**SUPPLIED RECORDS**
---
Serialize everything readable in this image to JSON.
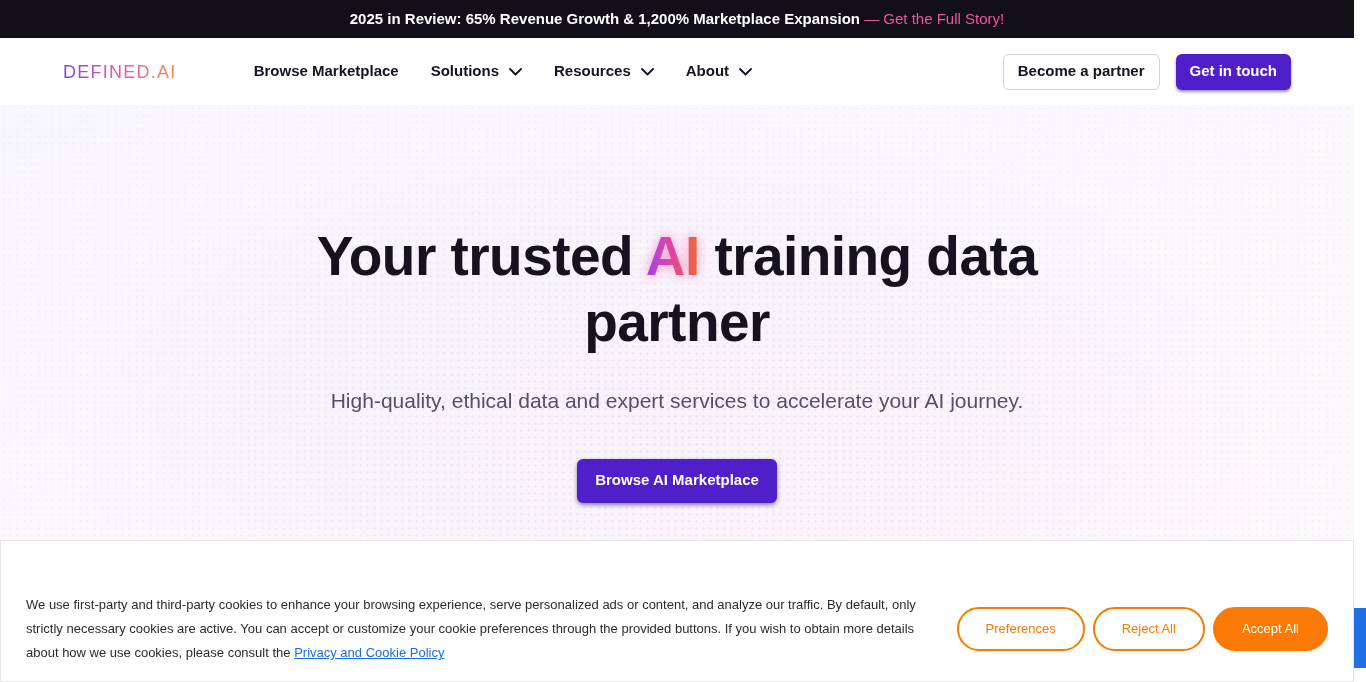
{
  "announcement": {
    "text": "2025 in Review: 65% Revenue Growth & 1,200% Marketplace Expansion",
    "link": "— Get the Full Story!"
  },
  "header": {
    "logo": "DEFINED.AI",
    "nav": [
      {
        "label": "Browse Marketplace",
        "kind": "link"
      },
      {
        "label": "Solutions",
        "kind": "dropdown"
      },
      {
        "label": "Resources",
        "kind": "dropdown"
      },
      {
        "label": "About",
        "kind": "dropdown"
      }
    ],
    "buttons": [
      {
        "label": "Become a partner",
        "kind": "outline"
      },
      {
        "label": "Get in touch",
        "kind": "primary"
      }
    ]
  },
  "hero": {
    "headline": {
      "before": "Your trusted",
      "highlight": "AI",
      "after": "training data partner"
    },
    "subtitle": "High-quality, ethical data and expert services to accelerate your AI journey.",
    "button": "Browse AI Marketplace"
  },
  "cookie_banner": {
    "text": "We use first-party and third-party cookies to enhance your browsing experience, serve personalized ads or content, and analyze our traffic. By default, only strictly necessary cookies are active. You can accept or customize your cookie preferences through the provided buttons. If you wish to obtain more details about how we use cookies, please consult the",
    "link": "Privacy and Cookie Policy",
    "buttons": [
      {
        "label": "Preferences",
        "kind": "outline"
      },
      {
        "label": "Reject All",
        "kind": "outline"
      },
      {
        "label": "Accept All",
        "kind": "filled"
      }
    ]
  }
}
---
**WRITTEN PROBLEM**
Output the data exactly. Pictures don't belong in the result.

**EXERCISE RESPONSE**
Serialize everything readable in this image to JSON.
{
  "announcement": {
    "text": "2025 in Review: 65% Revenue Growth & 1,200% Marketplace Expansion",
    "link": "— Get the Full Story!"
  },
  "header": {
    "logo": "DEFINED.AI",
    "nav": [
      {
        "label": "Browse Marketplace",
        "kind": "link"
      },
      {
        "label": "Solutions",
        "kind": "dropdown"
      },
      {
        "label": "Resources",
        "kind": "dropdown"
      },
      {
        "label": "About",
        "kind": "dropdown"
      }
    ],
    "buttons": [
      {
        "label": "Become a partner",
        "kind": "outline"
      },
      {
        "label": "Get in touch",
        "kind": "primary"
      }
    ]
  },
  "hero": {
    "headline": {
      "before": "Your trusted",
      "highlight": "AI",
      "after": "training data partner"
    },
    "subtitle": "High-quality, ethical data and expert services to accelerate your AI journey.",
    "button": "Browse AI Marketplace"
  },
  "cookie_banner": {
    "text": "We use first-party and third-party cookies to enhance your browsing experience, serve personalized ads or content, and analyze our traffic. By default, only strictly necessary cookies are active. You can accept or customize your cookie preferences through the provided buttons. If you wish to obtain more details about how we use cookies, please consult the",
    "link": "Privacy and Cookie Policy",
    "buttons": [
      {
        "label": "Preferences",
        "kind": "outline"
      },
      {
        "label": "Reject All",
        "kind": "outline"
      },
      {
        "label": "Accept All",
        "kind": "filled"
      }
    ]
  }
}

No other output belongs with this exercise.